WHAT IS ASKED =>
Return every line of the records below verbatim, with no pictures in the copy.

DATA SHOWN =>
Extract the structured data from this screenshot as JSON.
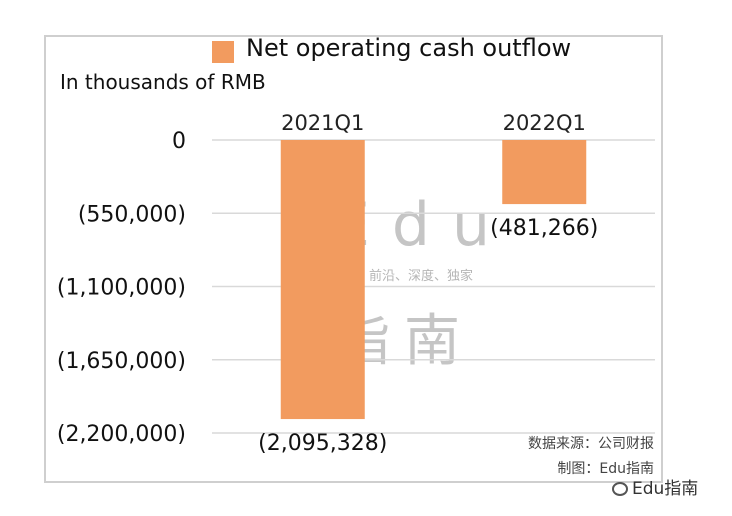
{
  "chart_data": {
    "type": "bar",
    "categories": [
      "2021Q1",
      "2022Q1"
    ],
    "series": [
      {
        "name": "Net operating cash outflow",
        "values": [
          -2095328,
          -481266
        ]
      }
    ],
    "data_labels": [
      "(2,095,328)",
      "(481,266)"
    ],
    "ylabel": "In thousands of RMB",
    "ylim": [
      -2200000,
      0
    ],
    "yticks": [
      0,
      -550000,
      -1100000,
      -1650000,
      -2200000
    ],
    "ytick_labels": [
      "0",
      "(550,000)",
      "(1,100,000)",
      "(1,650,000)",
      "(2,200,000)"
    ],
    "grid": true,
    "legend_position": "top",
    "bar_color": "#F29B5F",
    "grid_color": "#d9d9d9"
  },
  "source_text": "数据来源：公司财报",
  "maker_text": "制图：Edu指南",
  "watermark": {
    "big": "Edu",
    "sub": "教育行业，前沿、深度、独家",
    "cn": "指南"
  },
  "brand_text": "Edu指南",
  "brand_icon": "wechat-icon"
}
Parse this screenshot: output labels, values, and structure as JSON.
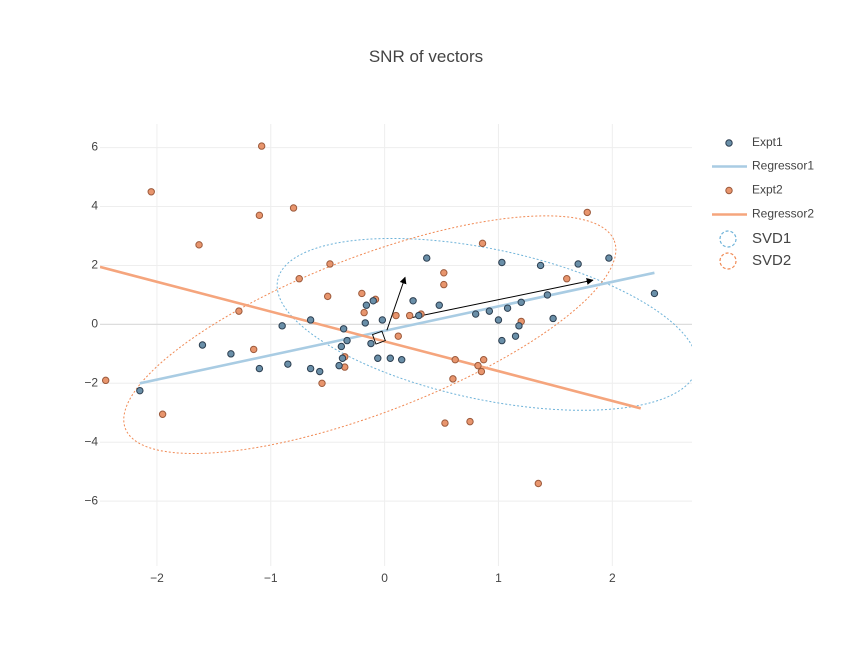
{
  "chart_data": {
    "type": "scatter",
    "title": "SNR of vectors",
    "xlabel": "",
    "ylabel": "",
    "xlim": [
      -2.5,
      2.7
    ],
    "ylim": [
      -8.2,
      6.8
    ],
    "x_ticks": [
      -2,
      -1,
      0,
      1,
      2
    ],
    "x_tick_labels": [
      "−2",
      "−1",
      "0",
      "1",
      "2"
    ],
    "y_ticks": [
      -6,
      -4,
      -2,
      0,
      2,
      4,
      6
    ],
    "y_tick_labels": [
      "−6",
      "−4",
      "−2",
      "0",
      "2",
      "4",
      "6"
    ],
    "grid": true,
    "legend_position": "right",
    "colors": {
      "expt1_marker": "#6a8fa8",
      "expt1_edge": "#2c3e50",
      "regressor1": "#a9cce3",
      "expt2_marker": "#e8956d",
      "expt2_edge": "#9c5a3c",
      "regressor2": "#f5a57d",
      "svd1": "#6fb3d9",
      "svd2": "#f08a55",
      "arrow": "#000000",
      "grid": "#eeeeee"
    },
    "series": [
      {
        "name": "Expt1",
        "kind": "markers",
        "points": [
          [
            -2.15,
            -2.25
          ],
          [
            -1.6,
            -0.7
          ],
          [
            -1.35,
            -1.0
          ],
          [
            -1.1,
            -1.5
          ],
          [
            -0.85,
            -1.35
          ],
          [
            -0.65,
            0.15
          ],
          [
            -0.65,
            -1.5
          ],
          [
            -0.57,
            -1.6
          ],
          [
            -0.4,
            -1.4
          ],
          [
            -0.38,
            -0.75
          ],
          [
            -0.37,
            -1.15
          ],
          [
            -0.36,
            -0.15
          ],
          [
            -0.33,
            -0.55
          ],
          [
            -0.17,
            0.05
          ],
          [
            -0.16,
            0.65
          ],
          [
            -0.1,
            0.8
          ],
          [
            -0.12,
            -0.65
          ],
          [
            -0.06,
            -1.15
          ],
          [
            -0.02,
            0.15
          ],
          [
            0.05,
            -1.15
          ],
          [
            0.15,
            -1.2
          ],
          [
            0.25,
            0.8
          ],
          [
            0.3,
            0.3
          ],
          [
            0.37,
            2.25
          ],
          [
            0.48,
            0.65
          ],
          [
            0.8,
            0.35
          ],
          [
            0.92,
            0.45
          ],
          [
            1.0,
            0.15
          ],
          [
            1.03,
            -0.55
          ],
          [
            1.03,
            2.1
          ],
          [
            1.08,
            0.55
          ],
          [
            1.15,
            -0.4
          ],
          [
            1.18,
            -0.05
          ],
          [
            1.2,
            0.75
          ],
          [
            1.37,
            2.0
          ],
          [
            1.43,
            1.0
          ],
          [
            1.48,
            0.2
          ],
          [
            1.7,
            2.05
          ],
          [
            1.97,
            2.25
          ],
          [
            2.37,
            1.05
          ],
          [
            -0.9,
            -0.05
          ]
        ]
      },
      {
        "name": "Regressor1",
        "kind": "line",
        "points": [
          [
            -2.15,
            -2.0
          ],
          [
            2.37,
            1.75
          ]
        ]
      },
      {
        "name": "Expt2",
        "kind": "markers",
        "points": [
          [
            -2.45,
            -1.9
          ],
          [
            -2.05,
            4.5
          ],
          [
            -1.95,
            -3.05
          ],
          [
            -1.63,
            2.7
          ],
          [
            -1.28,
            0.45
          ],
          [
            -1.15,
            -0.85
          ],
          [
            -1.1,
            3.7
          ],
          [
            -1.08,
            6.05
          ],
          [
            -0.8,
            3.95
          ],
          [
            -0.75,
            1.55
          ],
          [
            -0.55,
            -2.0
          ],
          [
            -0.5,
            0.95
          ],
          [
            -0.48,
            2.05
          ],
          [
            -0.35,
            -1.1
          ],
          [
            -0.35,
            -1.45
          ],
          [
            -0.2,
            1.05
          ],
          [
            -0.18,
            0.4
          ],
          [
            -0.08,
            0.85
          ],
          [
            0.1,
            0.3
          ],
          [
            0.12,
            -0.4
          ],
          [
            0.22,
            0.3
          ],
          [
            0.32,
            0.35
          ],
          [
            0.52,
            1.35
          ],
          [
            0.52,
            1.75
          ],
          [
            0.53,
            -3.35
          ],
          [
            0.6,
            -1.85
          ],
          [
            0.62,
            -1.2
          ],
          [
            0.75,
            -3.3
          ],
          [
            0.82,
            -1.4
          ],
          [
            0.85,
            -1.6
          ],
          [
            0.86,
            2.75
          ],
          [
            0.87,
            -1.2
          ],
          [
            1.2,
            0.1
          ],
          [
            1.35,
            -5.4
          ],
          [
            1.6,
            1.55
          ],
          [
            1.78,
            3.8
          ]
        ]
      },
      {
        "name": "Regressor2",
        "kind": "line",
        "points": [
          [
            -2.5,
            1.95
          ],
          [
            2.25,
            -2.85
          ]
        ]
      },
      {
        "name": "SVD1",
        "kind": "ellipse",
        "center": [
          0.9,
          0.0
        ],
        "semi_major": 1.88,
        "semi_minor": 2.55,
        "rotation_deg": 12
      },
      {
        "name": "SVD2",
        "kind": "ellipse",
        "center": [
          -0.13,
          -0.35
        ],
        "semi_major": 2.3,
        "semi_minor": 2.65,
        "rotation_deg": -21
      }
    ],
    "arrows": [
      {
        "from": [
          0.2,
          0.2
        ],
        "to": [
          1.83,
          1.5
        ]
      },
      {
        "from": [
          0.02,
          -0.2
        ],
        "to": [
          0.18,
          1.6
        ]
      }
    ],
    "right_angle_marker": {
      "at": [
        -0.05,
        -0.45
      ],
      "size": 0.08
    },
    "legend": [
      {
        "label": "Expt1",
        "type": "marker",
        "color_key": "expt1_marker",
        "edge_key": "expt1_edge"
      },
      {
        "label": "Regressor1",
        "type": "line",
        "color_key": "regressor1"
      },
      {
        "label": "Expt2",
        "type": "marker",
        "color_key": "expt2_marker",
        "edge_key": "expt2_edge"
      },
      {
        "label": "Regressor2",
        "type": "line",
        "color_key": "regressor2"
      },
      {
        "label": "SVD1",
        "type": "circle-dashed",
        "color_key": "svd1"
      },
      {
        "label": "SVD2",
        "type": "circle-dashed",
        "color_key": "svd2"
      }
    ]
  }
}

TASK SOLUTION =>
Extract the structured data from this screenshot as JSON.
{
  "chart_data": {
    "type": "bar",
    "categories": [
      "2021Q1",
      "2022Q1"
    ],
    "series": [
      {
        "name": "Net operating cash outflow",
        "values": [
          -2095328,
          -481266
        ]
      }
    ],
    "data_labels": [
      "(2,095,328)",
      "(481,266)"
    ],
    "ylabel": "In thousands of RMB",
    "ylim": [
      -2200000,
      0
    ],
    "yticks": [
      0,
      -550000,
      -1100000,
      -1650000,
      -2200000
    ],
    "ytick_labels": [
      "0",
      "(550,000)",
      "(1,100,000)",
      "(1,650,000)",
      "(2,200,000)"
    ],
    "grid": true,
    "legend_position": "top",
    "bar_color": "#F29B5F",
    "grid_color": "#d9d9d9"
  },
  "source_text": "数据来源：公司财报",
  "maker_text": "制图：Edu指南",
  "watermark": {
    "big": "Edu",
    "sub": "教育行业，前沿、深度、独家",
    "cn": "指南"
  },
  "brand_text": "Edu指南",
  "brand_icon": "wechat-icon"
}
Parse this screenshot: output labels, values, and structure as JSON.
{
  "chart_data": {
    "type": "scatter",
    "title": "SNR of vectors",
    "xlabel": "",
    "ylabel": "",
    "xlim": [
      -2.5,
      2.7
    ],
    "ylim": [
      -8.2,
      6.8
    ],
    "x_ticks": [
      -2,
      -1,
      0,
      1,
      2
    ],
    "x_tick_labels": [
      "−2",
      "−1",
      "0",
      "1",
      "2"
    ],
    "y_ticks": [
      -6,
      -4,
      -2,
      0,
      2,
      4,
      6
    ],
    "y_tick_labels": [
      "−6",
      "−4",
      "−2",
      "0",
      "2",
      "4",
      "6"
    ],
    "grid": true,
    "legend_position": "right",
    "colors": {
      "expt1_marker": "#6a8fa8",
      "expt1_edge": "#2c3e50",
      "regressor1": "#a9cce3",
      "expt2_marker": "#e8956d",
      "expt2_edge": "#9c5a3c",
      "regressor2": "#f5a57d",
      "svd1": "#6fb3d9",
      "svd2": "#f08a55",
      "arrow": "#000000",
      "grid": "#eeeeee"
    },
    "series": [
      {
        "name": "Expt1",
        "kind": "markers",
        "points": [
          [
            -2.15,
            -2.25
          ],
          [
            -1.6,
            -0.7
          ],
          [
            -1.35,
            -1.0
          ],
          [
            -1.1,
            -1.5
          ],
          [
            -0.85,
            -1.35
          ],
          [
            -0.65,
            0.15
          ],
          [
            -0.65,
            -1.5
          ],
          [
            -0.57,
            -1.6
          ],
          [
            -0.4,
            -1.4
          ],
          [
            -0.38,
            -0.75
          ],
          [
            -0.37,
            -1.15
          ],
          [
            -0.36,
            -0.15
          ],
          [
            -0.33,
            -0.55
          ],
          [
            -0.17,
            0.05
          ],
          [
            -0.16,
            0.65
          ],
          [
            -0.1,
            0.8
          ],
          [
            -0.12,
            -0.65
          ],
          [
            -0.06,
            -1.15
          ],
          [
            -0.02,
            0.15
          ],
          [
            0.05,
            -1.15
          ],
          [
            0.15,
            -1.2
          ],
          [
            0.25,
            0.8
          ],
          [
            0.3,
            0.3
          ],
          [
            0.37,
            2.25
          ],
          [
            0.48,
            0.65
          ],
          [
            0.8,
            0.35
          ],
          [
            0.92,
            0.45
          ],
          [
            1.0,
            0.15
          ],
          [
            1.03,
            -0.55
          ],
          [
            1.03,
            2.1
          ],
          [
            1.08,
            0.55
          ],
          [
            1.15,
            -0.4
          ],
          [
            1.18,
            -0.05
          ],
          [
            1.2,
            0.75
          ],
          [
            1.37,
            2.0
          ],
          [
            1.43,
            1.0
          ],
          [
            1.48,
            0.2
          ],
          [
            1.7,
            2.05
          ],
          [
            1.97,
            2.25
          ],
          [
            2.37,
            1.05
          ],
          [
            -0.9,
            -0.05
          ]
        ]
      },
      {
        "name": "Regressor1",
        "kind": "line",
        "points": [
          [
            -2.15,
            -2.0
          ],
          [
            2.37,
            1.75
          ]
        ]
      },
      {
        "name": "Expt2",
        "kind": "markers",
        "points": [
          [
            -2.45,
            -1.9
          ],
          [
            -2.05,
            4.5
          ],
          [
            -1.95,
            -3.05
          ],
          [
            -1.63,
            2.7
          ],
          [
            -1.28,
            0.45
          ],
          [
            -1.15,
            -0.85
          ],
          [
            -1.1,
            3.7
          ],
          [
            -1.08,
            6.05
          ],
          [
            -0.8,
            3.95
          ],
          [
            -0.75,
            1.55
          ],
          [
            -0.55,
            -2.0
          ],
          [
            -0.5,
            0.95
          ],
          [
            -0.48,
            2.05
          ],
          [
            -0.35,
            -1.1
          ],
          [
            -0.35,
            -1.45
          ],
          [
            -0.2,
            1.05
          ],
          [
            -0.18,
            0.4
          ],
          [
            -0.08,
            0.85
          ],
          [
            0.1,
            0.3
          ],
          [
            0.12,
            -0.4
          ],
          [
            0.22,
            0.3
          ],
          [
            0.32,
            0.35
          ],
          [
            0.52,
            1.35
          ],
          [
            0.52,
            1.75
          ],
          [
            0.53,
            -3.35
          ],
          [
            0.6,
            -1.85
          ],
          [
            0.62,
            -1.2
          ],
          [
            0.75,
            -3.3
          ],
          [
            0.82,
            -1.4
          ],
          [
            0.85,
            -1.6
          ],
          [
            0.86,
            2.75
          ],
          [
            0.87,
            -1.2
          ],
          [
            1.2,
            0.1
          ],
          [
            1.35,
            -5.4
          ],
          [
            1.6,
            1.55
          ],
          [
            1.78,
            3.8
          ]
        ]
      },
      {
        "name": "Regressor2",
        "kind": "line",
        "points": [
          [
            -2.5,
            1.95
          ],
          [
            2.25,
            -2.85
          ]
        ]
      },
      {
        "name": "SVD1",
        "kind": "ellipse",
        "center": [
          0.9,
          0.0
        ],
        "semi_major": 1.88,
        "semi_minor": 2.55,
        "rotation_deg": 12
      },
      {
        "name": "SVD2",
        "kind": "ellipse",
        "center": [
          -0.13,
          -0.35
        ],
        "semi_major": 2.3,
        "semi_minor": 2.65,
        "rotation_deg": -21
      }
    ],
    "arrows": [
      {
        "from": [
          0.2,
          0.2
        ],
        "to": [
          1.83,
          1.5
        ]
      },
      {
        "from": [
          0.02,
          -0.2
        ],
        "to": [
          0.18,
          1.6
        ]
      }
    ],
    "right_angle_marker": {
      "at": [
        -0.05,
        -0.45
      ],
      "size": 0.08
    },
    "legend": [
      {
        "label": "Expt1",
        "type": "marker",
        "color_key": "expt1_marker",
        "edge_key": "expt1_edge"
      },
      {
        "label": "Regressor1",
        "type": "line",
        "color_key": "regressor1"
      },
      {
        "label": "Expt2",
        "type": "marker",
        "color_key": "expt2_marker",
        "edge_key": "expt2_edge"
      },
      {
        "label": "Regressor2",
        "type": "line",
        "color_key": "regressor2"
      },
      {
        "label": "SVD1",
        "type": "circle-dashed",
        "color_key": "svd1"
      },
      {
        "label": "SVD2",
        "type": "circle-dashed",
        "color_key": "svd2"
      }
    ]
  }
}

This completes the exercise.